Через несколько дней Белинский и Бакунины были у Леопольда Лангера. Сидели в гостиной, болтали. Вдруг кто-то объявил, что приехал Поль, молодой человек, пианист, известный в московских музыкальных кругах.

Александра смутилась, покраснела. Поспешно вышла в соседнюю комнату. Вернулась через минуту, справившись с волнением.

У наблюдавшего все это Белинского мелькнула догадка: Александре неловко из-за него… Но не потому, что она к нему неравнодушна, а скорее наоборот – потому, что внушенное ему чувство доставляет ей беспокойство. «Да, человеку нельзя видеть без смущения кошки, собаки, которую он не нарочно поранил. Ведь это тоже сострадание!»

=== ВАШЕ ЗАДАНИЕ ===
Ответьте по отрывку выше:
(a) У кого через несколько дней были Белинский и Бакунины?
(b) Чем был известен Поль, о приезде которого объявили?
(c) Через сколько времени Александра вернулась из соседней комнаты?

=== ПРЕДОСТАВЛЕННЫЕ ЗАПИСИ ===

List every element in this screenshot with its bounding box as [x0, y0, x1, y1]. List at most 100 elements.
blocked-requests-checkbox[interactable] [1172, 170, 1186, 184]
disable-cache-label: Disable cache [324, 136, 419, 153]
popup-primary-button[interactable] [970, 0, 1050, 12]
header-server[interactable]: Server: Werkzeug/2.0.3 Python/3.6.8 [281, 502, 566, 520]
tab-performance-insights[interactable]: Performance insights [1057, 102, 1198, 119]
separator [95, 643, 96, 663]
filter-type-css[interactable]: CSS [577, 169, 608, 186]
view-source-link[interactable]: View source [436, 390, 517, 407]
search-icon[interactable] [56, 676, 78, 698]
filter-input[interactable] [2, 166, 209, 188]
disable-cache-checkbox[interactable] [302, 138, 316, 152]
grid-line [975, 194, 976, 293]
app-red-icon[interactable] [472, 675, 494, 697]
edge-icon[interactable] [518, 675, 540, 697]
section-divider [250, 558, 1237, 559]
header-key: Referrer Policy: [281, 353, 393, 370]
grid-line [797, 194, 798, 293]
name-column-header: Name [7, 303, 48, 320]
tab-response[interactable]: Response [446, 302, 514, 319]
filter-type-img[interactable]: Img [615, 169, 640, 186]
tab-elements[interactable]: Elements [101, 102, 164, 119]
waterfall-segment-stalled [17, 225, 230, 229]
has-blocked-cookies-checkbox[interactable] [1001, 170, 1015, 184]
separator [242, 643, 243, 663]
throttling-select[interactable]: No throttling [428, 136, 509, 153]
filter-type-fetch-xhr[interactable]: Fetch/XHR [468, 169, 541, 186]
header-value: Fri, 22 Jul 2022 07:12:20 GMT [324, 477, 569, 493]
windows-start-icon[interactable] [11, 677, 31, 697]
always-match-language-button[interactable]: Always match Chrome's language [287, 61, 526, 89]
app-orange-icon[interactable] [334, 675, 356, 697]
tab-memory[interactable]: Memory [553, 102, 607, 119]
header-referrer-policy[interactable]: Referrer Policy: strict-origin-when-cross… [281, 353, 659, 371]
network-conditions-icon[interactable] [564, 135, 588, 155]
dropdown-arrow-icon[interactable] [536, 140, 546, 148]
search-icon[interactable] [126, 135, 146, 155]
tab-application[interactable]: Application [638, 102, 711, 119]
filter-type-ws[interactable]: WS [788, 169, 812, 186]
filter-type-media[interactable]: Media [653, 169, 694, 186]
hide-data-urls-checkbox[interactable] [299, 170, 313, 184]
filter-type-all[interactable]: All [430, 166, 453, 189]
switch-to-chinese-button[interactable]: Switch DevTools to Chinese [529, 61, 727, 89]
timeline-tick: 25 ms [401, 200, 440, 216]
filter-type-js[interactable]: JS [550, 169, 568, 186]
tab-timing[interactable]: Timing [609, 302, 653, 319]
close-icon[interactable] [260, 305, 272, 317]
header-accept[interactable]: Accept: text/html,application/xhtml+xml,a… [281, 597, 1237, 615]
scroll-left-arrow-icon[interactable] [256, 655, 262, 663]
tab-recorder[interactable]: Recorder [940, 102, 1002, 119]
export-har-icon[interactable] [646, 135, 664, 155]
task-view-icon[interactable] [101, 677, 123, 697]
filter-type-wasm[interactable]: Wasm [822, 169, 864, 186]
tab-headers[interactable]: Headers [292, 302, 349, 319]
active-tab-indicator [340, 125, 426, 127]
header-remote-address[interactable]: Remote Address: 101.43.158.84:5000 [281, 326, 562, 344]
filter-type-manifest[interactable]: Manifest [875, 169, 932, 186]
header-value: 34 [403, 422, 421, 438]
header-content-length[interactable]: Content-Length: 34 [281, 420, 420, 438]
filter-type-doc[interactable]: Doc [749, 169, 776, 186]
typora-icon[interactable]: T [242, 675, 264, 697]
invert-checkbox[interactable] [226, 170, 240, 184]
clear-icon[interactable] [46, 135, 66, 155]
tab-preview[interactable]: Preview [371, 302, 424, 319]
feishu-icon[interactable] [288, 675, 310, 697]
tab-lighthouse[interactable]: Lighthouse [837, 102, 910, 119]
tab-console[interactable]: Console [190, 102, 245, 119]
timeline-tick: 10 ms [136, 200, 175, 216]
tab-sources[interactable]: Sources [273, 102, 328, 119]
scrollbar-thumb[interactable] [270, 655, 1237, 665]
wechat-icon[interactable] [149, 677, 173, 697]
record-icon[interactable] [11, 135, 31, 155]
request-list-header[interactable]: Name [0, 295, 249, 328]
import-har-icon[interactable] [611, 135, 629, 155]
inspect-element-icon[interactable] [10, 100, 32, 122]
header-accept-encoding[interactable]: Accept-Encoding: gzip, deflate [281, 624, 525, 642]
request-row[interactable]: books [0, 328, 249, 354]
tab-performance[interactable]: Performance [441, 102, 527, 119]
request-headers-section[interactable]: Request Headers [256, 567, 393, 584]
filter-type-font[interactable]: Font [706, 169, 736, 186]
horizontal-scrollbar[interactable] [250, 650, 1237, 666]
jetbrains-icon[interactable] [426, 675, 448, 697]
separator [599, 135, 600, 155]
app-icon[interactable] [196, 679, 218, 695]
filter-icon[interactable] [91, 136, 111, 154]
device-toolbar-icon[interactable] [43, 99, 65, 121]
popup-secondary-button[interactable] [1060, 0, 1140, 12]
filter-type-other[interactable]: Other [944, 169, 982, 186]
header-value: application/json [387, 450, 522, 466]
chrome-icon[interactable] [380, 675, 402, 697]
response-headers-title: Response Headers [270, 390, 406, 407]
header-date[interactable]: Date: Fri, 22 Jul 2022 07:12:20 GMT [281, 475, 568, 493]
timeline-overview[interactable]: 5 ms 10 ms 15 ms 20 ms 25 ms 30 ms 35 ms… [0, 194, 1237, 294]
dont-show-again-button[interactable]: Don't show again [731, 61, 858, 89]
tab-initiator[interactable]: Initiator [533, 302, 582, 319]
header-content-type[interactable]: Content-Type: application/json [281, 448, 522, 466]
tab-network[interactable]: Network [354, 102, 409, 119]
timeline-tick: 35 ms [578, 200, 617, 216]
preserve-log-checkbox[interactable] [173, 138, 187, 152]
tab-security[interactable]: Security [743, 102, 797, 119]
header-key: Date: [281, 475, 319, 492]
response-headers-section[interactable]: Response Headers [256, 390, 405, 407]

=== ГОТОВОЕ РЕШЕНИЕ ===
(a) У Леопольда Лангера.
(b) Он пианист, известный в московских музыкальных кругах.
(c) Через минуту.